Exercise aim: Pick out the lines below that include the string "with".

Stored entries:
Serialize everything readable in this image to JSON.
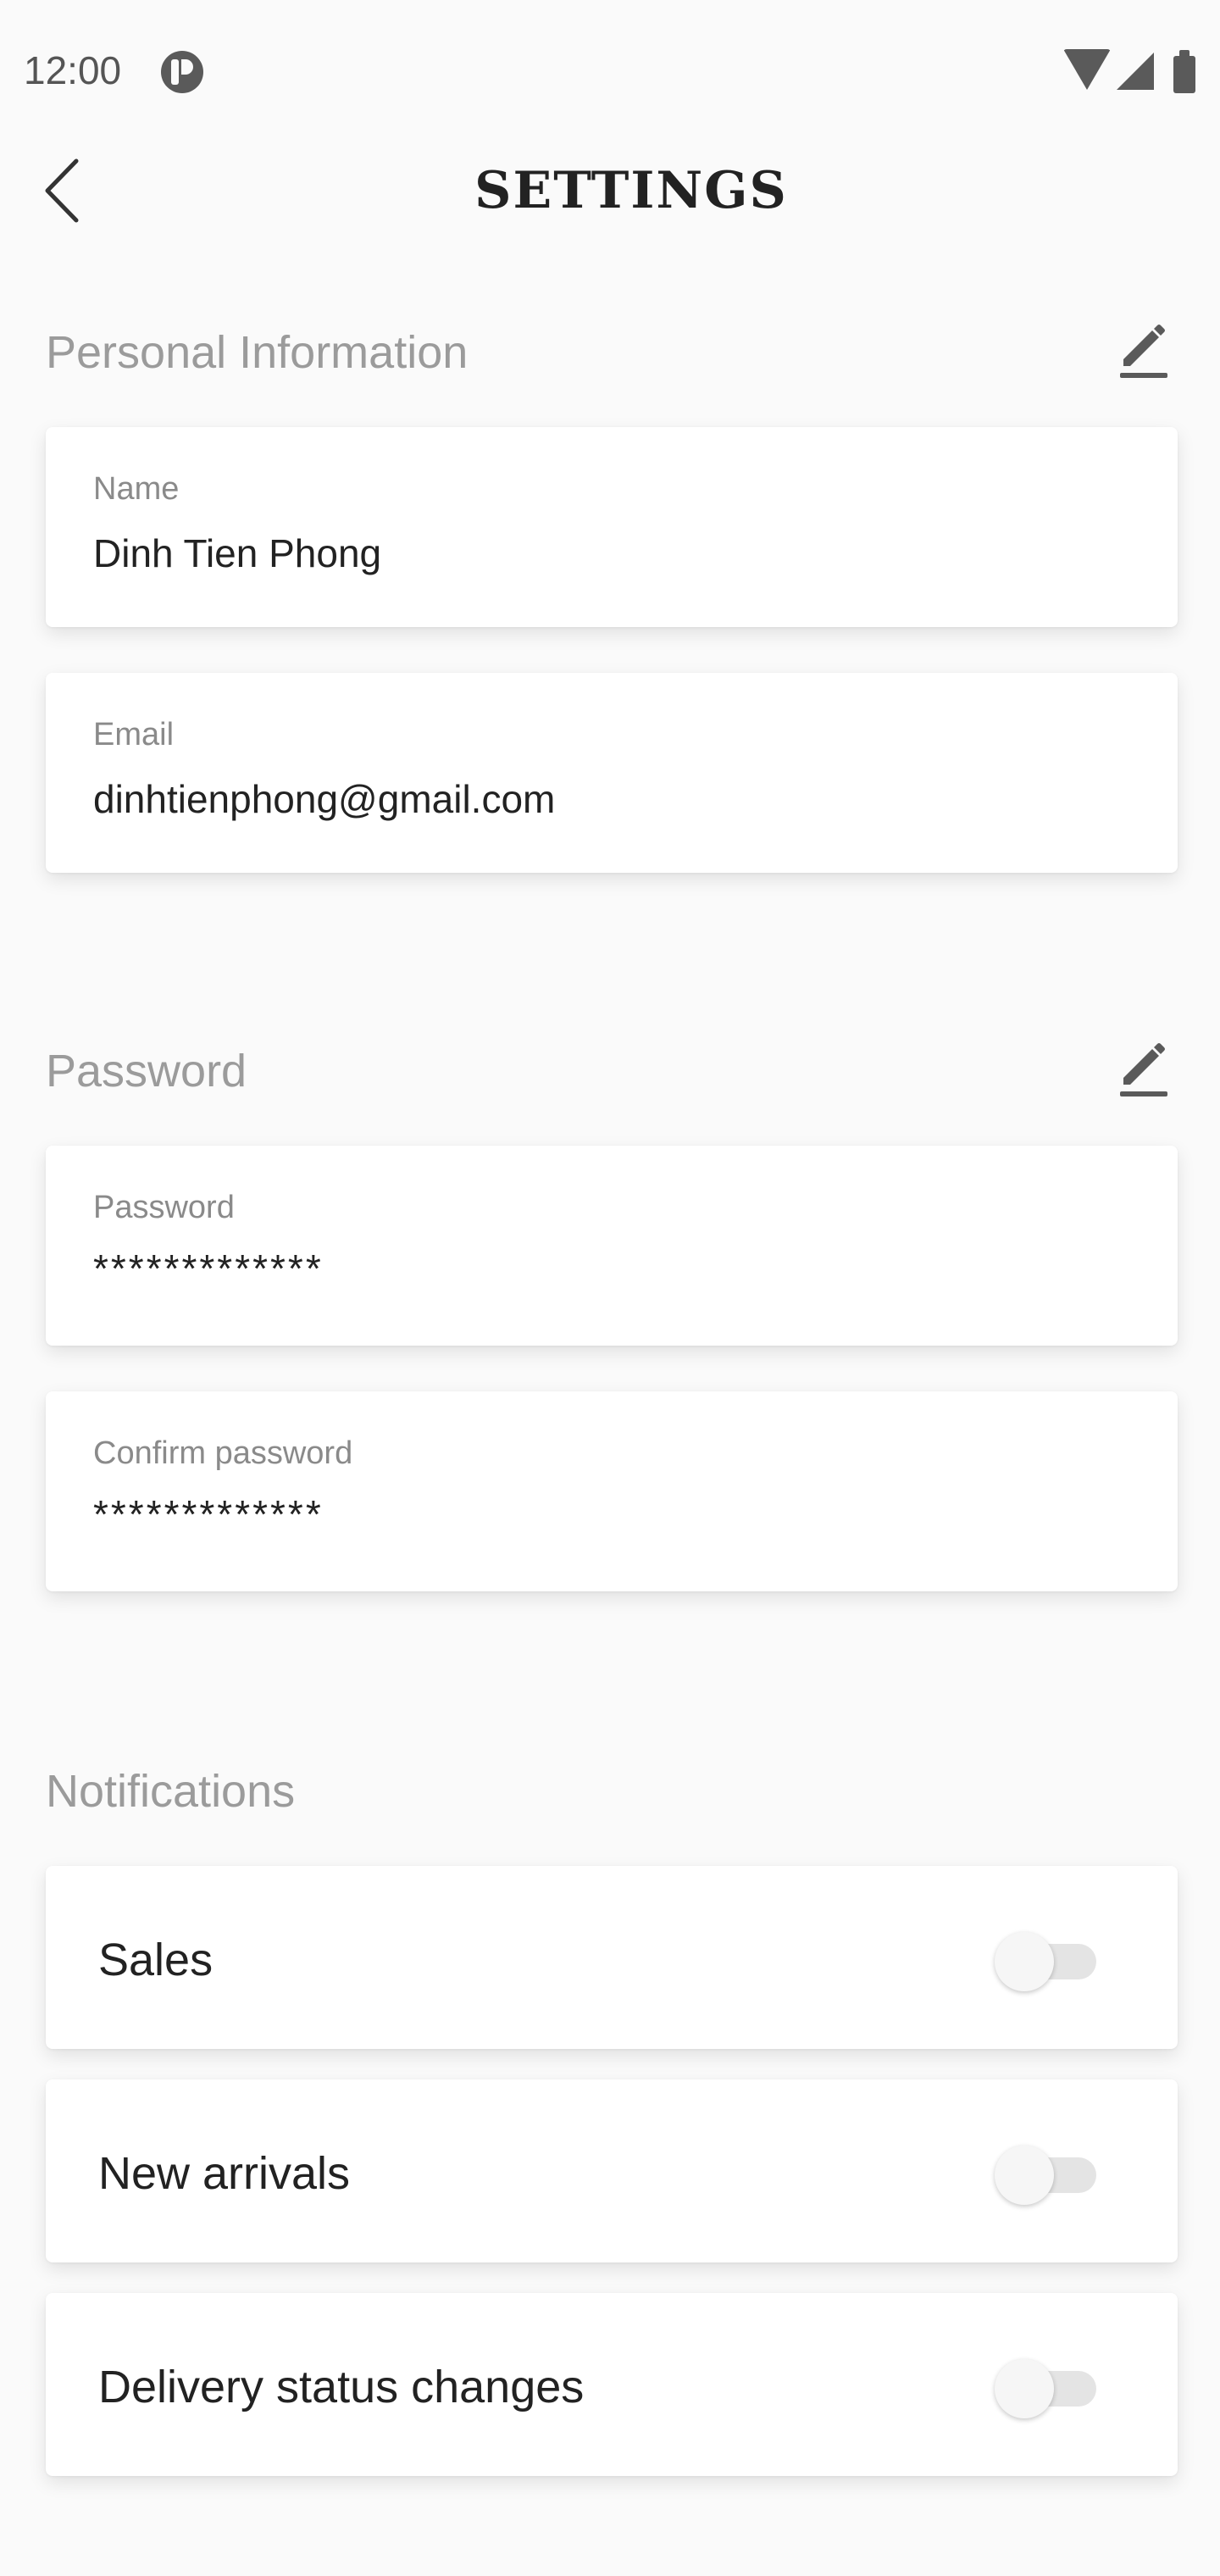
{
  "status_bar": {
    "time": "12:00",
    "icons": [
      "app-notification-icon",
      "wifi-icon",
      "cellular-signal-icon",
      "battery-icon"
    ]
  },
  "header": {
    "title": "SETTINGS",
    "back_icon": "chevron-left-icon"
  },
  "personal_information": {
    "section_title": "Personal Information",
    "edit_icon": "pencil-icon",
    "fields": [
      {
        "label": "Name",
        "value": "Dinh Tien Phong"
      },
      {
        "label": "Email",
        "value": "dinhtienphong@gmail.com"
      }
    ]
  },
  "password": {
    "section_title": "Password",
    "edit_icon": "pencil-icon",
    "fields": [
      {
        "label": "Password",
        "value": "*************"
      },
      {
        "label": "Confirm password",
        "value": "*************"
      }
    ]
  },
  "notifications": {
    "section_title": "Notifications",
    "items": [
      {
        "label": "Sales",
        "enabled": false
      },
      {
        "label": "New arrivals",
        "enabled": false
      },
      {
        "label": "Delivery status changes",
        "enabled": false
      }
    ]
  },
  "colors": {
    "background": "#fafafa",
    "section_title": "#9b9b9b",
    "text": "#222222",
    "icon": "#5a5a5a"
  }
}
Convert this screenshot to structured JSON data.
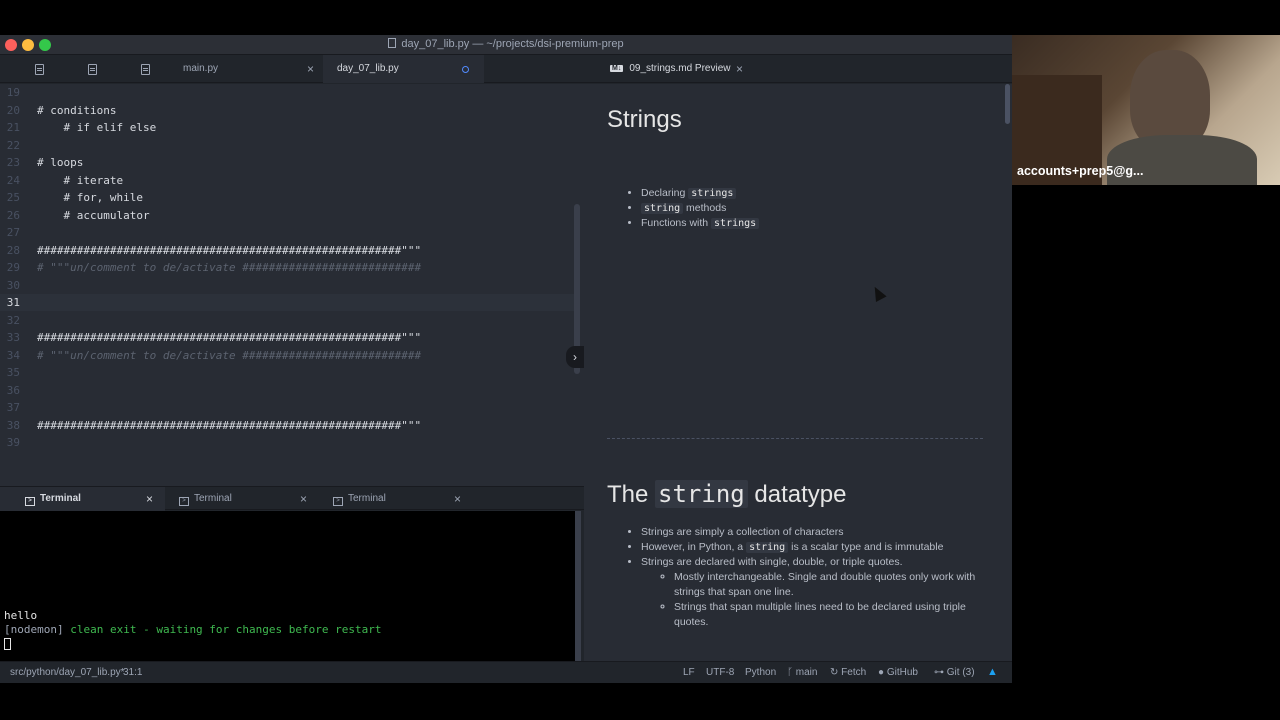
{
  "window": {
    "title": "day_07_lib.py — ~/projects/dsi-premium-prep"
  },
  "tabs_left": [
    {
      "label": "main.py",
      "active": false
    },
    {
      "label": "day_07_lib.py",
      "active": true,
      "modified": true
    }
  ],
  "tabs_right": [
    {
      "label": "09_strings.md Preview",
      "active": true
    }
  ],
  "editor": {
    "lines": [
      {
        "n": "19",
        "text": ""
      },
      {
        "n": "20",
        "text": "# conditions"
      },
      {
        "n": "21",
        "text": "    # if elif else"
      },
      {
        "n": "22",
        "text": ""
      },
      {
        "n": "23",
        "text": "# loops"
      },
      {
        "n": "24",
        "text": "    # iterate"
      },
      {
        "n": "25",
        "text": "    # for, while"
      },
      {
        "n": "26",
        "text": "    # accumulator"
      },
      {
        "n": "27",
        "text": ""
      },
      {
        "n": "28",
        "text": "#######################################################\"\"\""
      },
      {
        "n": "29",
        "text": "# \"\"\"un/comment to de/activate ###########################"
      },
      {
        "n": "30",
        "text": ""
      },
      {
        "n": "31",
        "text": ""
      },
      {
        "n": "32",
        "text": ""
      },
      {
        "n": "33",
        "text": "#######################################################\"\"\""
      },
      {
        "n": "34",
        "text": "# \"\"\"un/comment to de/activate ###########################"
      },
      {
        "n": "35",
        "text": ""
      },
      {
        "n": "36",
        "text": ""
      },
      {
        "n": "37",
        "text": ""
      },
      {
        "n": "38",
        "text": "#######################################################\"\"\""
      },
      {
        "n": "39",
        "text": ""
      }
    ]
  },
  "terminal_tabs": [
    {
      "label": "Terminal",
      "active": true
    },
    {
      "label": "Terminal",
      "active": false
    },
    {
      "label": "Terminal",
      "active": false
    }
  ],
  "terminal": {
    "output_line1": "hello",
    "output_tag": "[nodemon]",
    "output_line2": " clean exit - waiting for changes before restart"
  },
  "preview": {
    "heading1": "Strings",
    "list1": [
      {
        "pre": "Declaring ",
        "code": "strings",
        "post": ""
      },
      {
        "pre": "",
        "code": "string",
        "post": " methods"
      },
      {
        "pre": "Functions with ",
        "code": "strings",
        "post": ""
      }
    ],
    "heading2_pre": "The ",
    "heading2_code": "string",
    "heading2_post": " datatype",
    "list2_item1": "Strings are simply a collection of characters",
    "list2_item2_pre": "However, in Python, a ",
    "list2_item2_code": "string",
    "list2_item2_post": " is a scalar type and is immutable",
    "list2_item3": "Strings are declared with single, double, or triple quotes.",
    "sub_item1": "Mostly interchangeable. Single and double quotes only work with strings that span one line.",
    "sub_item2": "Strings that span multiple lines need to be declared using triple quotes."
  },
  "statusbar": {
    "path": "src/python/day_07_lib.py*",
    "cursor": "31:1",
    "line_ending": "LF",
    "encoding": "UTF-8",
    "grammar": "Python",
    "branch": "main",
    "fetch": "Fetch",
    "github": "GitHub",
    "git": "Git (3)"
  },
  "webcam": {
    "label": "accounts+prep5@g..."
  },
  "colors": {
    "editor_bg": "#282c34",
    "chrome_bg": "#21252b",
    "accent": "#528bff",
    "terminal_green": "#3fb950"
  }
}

Task answer:
        "pre": "Functions with ",
    "list2_item3": "Strings are declared with single, double, or triple quotes.",
    "sub_item1": "Mostly interchangeable. Single and double quotes only work with strings that span one line.",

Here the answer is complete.